### Required task
Find the word "only" in the material below and gather every line that contains it.

....

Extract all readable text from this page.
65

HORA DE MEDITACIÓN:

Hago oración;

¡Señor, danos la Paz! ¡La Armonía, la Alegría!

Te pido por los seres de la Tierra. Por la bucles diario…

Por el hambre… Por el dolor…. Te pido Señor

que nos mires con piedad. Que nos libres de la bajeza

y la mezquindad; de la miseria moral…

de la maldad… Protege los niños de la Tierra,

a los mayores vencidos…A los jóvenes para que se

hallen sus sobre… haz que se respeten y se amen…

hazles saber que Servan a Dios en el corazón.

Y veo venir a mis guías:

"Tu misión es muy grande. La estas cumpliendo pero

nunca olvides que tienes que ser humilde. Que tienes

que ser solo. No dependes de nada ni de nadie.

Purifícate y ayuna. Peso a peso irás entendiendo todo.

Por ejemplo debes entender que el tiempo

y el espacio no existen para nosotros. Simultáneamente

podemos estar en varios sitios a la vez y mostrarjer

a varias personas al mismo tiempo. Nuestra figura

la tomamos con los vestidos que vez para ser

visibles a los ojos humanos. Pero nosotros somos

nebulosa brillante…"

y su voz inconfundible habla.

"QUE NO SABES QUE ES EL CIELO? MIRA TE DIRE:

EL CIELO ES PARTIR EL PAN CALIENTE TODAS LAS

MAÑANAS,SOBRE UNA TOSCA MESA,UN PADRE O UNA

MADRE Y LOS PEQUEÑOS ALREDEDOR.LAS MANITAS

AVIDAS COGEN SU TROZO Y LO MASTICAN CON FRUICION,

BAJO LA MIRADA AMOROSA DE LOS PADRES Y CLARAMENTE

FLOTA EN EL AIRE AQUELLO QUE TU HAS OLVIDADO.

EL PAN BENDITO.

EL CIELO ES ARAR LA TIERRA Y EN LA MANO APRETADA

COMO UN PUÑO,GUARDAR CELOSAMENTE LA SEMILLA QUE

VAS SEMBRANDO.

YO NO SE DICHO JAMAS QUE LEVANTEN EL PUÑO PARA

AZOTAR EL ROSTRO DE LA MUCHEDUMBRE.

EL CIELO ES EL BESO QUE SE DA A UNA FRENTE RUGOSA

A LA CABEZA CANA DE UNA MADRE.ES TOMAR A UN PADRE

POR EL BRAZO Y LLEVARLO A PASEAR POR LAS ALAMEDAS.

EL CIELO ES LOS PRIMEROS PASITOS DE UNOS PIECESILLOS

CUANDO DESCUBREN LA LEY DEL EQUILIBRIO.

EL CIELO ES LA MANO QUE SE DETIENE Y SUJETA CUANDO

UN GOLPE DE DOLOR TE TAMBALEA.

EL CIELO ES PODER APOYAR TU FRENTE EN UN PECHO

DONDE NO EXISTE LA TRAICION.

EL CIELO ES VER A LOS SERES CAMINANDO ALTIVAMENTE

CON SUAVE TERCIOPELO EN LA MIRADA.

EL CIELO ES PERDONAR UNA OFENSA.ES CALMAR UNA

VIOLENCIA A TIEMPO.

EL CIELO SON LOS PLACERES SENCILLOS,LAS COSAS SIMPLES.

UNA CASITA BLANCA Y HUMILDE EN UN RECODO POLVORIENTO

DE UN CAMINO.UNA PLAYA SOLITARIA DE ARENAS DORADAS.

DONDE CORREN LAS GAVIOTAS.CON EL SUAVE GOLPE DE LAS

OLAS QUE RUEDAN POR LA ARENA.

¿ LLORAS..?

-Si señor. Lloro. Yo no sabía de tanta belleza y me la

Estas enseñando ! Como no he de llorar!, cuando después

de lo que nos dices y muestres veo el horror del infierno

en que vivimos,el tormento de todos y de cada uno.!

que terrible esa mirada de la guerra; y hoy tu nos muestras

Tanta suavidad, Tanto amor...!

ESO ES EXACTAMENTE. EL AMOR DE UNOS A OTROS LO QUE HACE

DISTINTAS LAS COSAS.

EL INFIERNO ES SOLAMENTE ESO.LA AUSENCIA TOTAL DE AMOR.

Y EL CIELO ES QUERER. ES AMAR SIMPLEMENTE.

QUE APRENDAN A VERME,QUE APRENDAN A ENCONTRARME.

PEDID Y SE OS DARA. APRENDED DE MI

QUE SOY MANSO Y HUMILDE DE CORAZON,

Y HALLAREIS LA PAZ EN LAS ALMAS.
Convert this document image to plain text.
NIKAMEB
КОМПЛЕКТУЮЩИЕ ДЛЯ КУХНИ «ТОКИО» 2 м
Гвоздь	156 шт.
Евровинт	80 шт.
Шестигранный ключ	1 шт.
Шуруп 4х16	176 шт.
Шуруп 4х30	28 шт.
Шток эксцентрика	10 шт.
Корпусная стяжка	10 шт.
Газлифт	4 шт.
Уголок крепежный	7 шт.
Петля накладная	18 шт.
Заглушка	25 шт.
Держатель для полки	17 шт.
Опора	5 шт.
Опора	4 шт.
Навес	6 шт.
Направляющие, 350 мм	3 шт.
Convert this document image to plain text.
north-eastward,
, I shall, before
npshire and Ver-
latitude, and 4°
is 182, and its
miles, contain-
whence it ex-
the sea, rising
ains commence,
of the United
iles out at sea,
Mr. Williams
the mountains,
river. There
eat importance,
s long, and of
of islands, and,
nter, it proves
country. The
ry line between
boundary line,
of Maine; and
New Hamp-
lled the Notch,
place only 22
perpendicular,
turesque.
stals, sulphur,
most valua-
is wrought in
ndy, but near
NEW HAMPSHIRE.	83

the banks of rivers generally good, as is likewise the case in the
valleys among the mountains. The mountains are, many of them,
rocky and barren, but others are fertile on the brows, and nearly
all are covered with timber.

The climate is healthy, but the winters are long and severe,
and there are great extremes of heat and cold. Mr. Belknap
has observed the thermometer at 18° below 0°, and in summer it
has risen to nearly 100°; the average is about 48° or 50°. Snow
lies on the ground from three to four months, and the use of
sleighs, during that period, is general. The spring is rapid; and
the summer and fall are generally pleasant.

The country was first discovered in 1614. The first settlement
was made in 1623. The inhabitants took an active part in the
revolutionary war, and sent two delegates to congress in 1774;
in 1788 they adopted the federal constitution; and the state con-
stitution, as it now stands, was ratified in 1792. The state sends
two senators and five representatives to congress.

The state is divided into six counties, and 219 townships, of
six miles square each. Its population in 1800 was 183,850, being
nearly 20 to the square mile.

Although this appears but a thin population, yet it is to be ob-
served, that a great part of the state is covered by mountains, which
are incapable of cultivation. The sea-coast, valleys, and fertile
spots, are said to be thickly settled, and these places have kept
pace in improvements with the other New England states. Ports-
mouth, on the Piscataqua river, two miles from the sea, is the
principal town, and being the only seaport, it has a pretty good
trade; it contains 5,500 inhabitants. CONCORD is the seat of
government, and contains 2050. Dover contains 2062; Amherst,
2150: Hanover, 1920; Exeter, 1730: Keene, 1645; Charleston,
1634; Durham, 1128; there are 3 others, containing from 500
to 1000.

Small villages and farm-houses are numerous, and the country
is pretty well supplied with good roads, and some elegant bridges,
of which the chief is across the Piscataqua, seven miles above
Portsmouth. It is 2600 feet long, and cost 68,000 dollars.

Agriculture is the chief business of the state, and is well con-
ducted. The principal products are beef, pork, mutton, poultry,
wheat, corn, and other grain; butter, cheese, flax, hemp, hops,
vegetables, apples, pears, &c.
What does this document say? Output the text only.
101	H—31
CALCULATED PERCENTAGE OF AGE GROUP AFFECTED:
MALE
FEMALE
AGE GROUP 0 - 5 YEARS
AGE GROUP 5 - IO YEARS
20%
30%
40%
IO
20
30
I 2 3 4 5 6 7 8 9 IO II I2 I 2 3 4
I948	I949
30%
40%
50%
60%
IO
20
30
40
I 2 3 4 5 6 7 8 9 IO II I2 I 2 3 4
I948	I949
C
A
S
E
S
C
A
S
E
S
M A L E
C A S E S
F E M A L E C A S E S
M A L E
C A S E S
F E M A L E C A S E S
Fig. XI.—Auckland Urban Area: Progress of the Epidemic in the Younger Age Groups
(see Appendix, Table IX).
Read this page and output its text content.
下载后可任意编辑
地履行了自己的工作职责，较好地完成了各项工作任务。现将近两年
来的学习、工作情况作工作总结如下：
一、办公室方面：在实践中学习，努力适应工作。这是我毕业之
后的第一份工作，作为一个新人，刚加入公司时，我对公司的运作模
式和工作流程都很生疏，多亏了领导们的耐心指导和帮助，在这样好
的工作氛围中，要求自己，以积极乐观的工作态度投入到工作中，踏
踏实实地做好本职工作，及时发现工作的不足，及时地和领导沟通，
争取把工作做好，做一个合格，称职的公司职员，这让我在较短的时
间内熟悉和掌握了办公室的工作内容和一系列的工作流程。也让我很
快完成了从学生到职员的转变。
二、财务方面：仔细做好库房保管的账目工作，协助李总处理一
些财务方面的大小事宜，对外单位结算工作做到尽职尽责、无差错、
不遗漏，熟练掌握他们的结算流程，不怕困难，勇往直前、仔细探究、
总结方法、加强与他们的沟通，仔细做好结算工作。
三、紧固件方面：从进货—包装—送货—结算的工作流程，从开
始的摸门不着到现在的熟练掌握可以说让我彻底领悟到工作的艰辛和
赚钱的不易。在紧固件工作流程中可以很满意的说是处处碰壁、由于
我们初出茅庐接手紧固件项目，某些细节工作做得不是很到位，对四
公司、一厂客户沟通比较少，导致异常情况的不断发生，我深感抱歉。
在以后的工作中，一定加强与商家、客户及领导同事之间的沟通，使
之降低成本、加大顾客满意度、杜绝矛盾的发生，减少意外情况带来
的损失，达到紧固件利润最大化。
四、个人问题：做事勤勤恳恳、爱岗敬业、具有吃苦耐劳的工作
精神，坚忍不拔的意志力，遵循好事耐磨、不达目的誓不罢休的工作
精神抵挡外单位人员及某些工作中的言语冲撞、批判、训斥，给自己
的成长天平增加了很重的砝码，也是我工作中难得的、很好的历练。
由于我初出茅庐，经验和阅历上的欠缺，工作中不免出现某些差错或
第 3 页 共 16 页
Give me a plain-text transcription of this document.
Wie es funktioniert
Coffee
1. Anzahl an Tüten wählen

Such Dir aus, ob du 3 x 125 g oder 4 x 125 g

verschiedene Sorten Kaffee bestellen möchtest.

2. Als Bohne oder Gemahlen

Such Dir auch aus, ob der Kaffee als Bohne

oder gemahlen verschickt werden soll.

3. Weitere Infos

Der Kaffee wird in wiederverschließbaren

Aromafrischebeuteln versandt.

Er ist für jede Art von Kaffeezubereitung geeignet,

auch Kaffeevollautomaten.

....

### Correct output
place only 22
principal town, and being the only seaport, it has a pretty good
What does this document say? Output the text only.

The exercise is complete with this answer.